● **PROBLEM TO SOLVE**
Establish how many lines in the material include the string "JSON" and report it as a lone number.

● **RECORDS TO USE**
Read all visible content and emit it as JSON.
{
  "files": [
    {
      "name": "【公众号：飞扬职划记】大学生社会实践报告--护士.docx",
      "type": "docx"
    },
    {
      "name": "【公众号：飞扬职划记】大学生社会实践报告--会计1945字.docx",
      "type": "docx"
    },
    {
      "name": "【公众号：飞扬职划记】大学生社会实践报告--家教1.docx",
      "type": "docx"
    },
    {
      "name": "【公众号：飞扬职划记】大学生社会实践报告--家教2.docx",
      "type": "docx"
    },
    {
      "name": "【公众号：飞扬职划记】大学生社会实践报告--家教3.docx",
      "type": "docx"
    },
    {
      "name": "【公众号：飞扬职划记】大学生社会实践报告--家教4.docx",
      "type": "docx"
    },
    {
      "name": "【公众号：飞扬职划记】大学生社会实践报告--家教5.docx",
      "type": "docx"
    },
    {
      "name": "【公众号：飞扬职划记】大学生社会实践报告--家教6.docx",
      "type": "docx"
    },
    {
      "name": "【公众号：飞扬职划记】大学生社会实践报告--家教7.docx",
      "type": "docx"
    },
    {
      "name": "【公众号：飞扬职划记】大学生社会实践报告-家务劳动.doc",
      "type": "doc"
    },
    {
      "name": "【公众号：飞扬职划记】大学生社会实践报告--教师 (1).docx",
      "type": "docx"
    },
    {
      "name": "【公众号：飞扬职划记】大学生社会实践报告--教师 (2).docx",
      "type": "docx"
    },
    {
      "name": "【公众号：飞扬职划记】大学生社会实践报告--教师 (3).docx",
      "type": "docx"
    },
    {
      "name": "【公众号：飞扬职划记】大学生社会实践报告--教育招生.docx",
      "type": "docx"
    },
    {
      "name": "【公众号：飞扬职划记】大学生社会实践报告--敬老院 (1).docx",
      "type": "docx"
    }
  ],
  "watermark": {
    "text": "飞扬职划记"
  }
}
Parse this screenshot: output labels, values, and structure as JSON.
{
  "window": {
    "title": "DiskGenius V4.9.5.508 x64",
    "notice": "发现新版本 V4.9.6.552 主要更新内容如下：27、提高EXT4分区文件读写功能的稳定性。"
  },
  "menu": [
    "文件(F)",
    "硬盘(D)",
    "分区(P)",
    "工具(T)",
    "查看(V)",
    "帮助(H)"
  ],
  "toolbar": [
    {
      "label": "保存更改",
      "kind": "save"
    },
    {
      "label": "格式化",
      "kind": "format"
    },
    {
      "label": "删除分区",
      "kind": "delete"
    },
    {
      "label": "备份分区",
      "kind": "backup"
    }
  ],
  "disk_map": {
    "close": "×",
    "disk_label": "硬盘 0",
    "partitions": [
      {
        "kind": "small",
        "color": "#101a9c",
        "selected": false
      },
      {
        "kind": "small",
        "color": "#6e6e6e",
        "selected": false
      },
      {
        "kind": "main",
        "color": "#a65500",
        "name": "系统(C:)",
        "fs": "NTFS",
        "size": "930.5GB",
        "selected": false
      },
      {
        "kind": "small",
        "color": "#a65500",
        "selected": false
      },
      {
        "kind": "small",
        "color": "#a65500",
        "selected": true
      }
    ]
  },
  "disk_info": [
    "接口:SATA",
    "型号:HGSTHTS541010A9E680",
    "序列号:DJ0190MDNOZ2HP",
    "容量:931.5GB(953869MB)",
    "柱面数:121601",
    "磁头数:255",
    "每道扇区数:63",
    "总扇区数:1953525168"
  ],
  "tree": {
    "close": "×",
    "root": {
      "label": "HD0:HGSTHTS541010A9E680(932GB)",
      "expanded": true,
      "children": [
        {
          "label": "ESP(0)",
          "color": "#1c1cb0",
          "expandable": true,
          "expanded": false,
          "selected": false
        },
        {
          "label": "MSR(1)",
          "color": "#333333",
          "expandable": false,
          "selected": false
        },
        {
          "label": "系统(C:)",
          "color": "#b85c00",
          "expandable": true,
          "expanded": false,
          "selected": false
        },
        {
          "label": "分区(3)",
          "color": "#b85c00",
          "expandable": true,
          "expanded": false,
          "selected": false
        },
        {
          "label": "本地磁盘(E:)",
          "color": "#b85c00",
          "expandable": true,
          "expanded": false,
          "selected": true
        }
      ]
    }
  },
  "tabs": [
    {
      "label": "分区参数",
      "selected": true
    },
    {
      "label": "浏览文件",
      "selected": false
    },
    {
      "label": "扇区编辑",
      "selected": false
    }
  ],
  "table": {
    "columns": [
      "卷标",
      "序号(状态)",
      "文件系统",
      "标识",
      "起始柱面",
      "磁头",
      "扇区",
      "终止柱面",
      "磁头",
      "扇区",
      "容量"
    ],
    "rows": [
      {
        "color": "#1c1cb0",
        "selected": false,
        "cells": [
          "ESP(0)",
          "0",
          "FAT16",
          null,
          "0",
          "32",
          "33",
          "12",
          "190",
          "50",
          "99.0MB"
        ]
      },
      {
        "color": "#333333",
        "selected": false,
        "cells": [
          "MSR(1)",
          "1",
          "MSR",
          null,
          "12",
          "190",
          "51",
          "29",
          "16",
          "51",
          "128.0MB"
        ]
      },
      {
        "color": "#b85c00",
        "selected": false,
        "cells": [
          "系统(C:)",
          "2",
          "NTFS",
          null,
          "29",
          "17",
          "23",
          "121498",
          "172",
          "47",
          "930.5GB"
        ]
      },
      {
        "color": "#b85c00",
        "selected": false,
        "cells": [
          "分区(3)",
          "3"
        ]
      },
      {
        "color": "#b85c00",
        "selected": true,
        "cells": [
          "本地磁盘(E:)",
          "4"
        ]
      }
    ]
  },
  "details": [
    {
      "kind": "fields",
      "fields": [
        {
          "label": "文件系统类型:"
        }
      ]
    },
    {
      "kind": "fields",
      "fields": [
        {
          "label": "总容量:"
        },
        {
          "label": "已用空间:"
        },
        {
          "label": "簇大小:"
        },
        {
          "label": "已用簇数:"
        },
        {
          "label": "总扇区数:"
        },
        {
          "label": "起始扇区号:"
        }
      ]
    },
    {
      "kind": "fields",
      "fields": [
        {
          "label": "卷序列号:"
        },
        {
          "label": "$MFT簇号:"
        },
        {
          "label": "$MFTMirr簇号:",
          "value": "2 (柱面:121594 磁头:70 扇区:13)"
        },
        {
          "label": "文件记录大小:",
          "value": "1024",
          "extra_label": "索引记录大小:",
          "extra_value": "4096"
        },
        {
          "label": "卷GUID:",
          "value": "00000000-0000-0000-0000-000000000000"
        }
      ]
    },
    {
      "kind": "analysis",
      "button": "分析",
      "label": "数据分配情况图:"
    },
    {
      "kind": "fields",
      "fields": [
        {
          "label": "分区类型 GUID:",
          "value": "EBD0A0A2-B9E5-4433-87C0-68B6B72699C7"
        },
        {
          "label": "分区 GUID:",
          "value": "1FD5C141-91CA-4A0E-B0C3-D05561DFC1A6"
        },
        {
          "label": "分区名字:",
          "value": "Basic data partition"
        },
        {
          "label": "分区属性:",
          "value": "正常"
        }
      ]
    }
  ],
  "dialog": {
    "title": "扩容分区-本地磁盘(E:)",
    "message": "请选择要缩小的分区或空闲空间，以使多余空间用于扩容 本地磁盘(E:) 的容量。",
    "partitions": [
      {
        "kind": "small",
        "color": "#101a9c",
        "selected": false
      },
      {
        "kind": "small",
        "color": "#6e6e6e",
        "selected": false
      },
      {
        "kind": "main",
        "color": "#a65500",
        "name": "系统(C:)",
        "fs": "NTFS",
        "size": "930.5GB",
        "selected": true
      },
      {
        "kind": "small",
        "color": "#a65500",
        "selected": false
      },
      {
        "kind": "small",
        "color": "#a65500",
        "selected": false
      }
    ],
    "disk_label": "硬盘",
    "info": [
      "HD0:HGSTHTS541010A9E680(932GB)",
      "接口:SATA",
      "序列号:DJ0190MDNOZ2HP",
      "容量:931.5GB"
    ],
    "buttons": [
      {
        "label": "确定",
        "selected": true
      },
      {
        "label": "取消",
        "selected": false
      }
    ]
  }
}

● **TASK SOLUTION**
2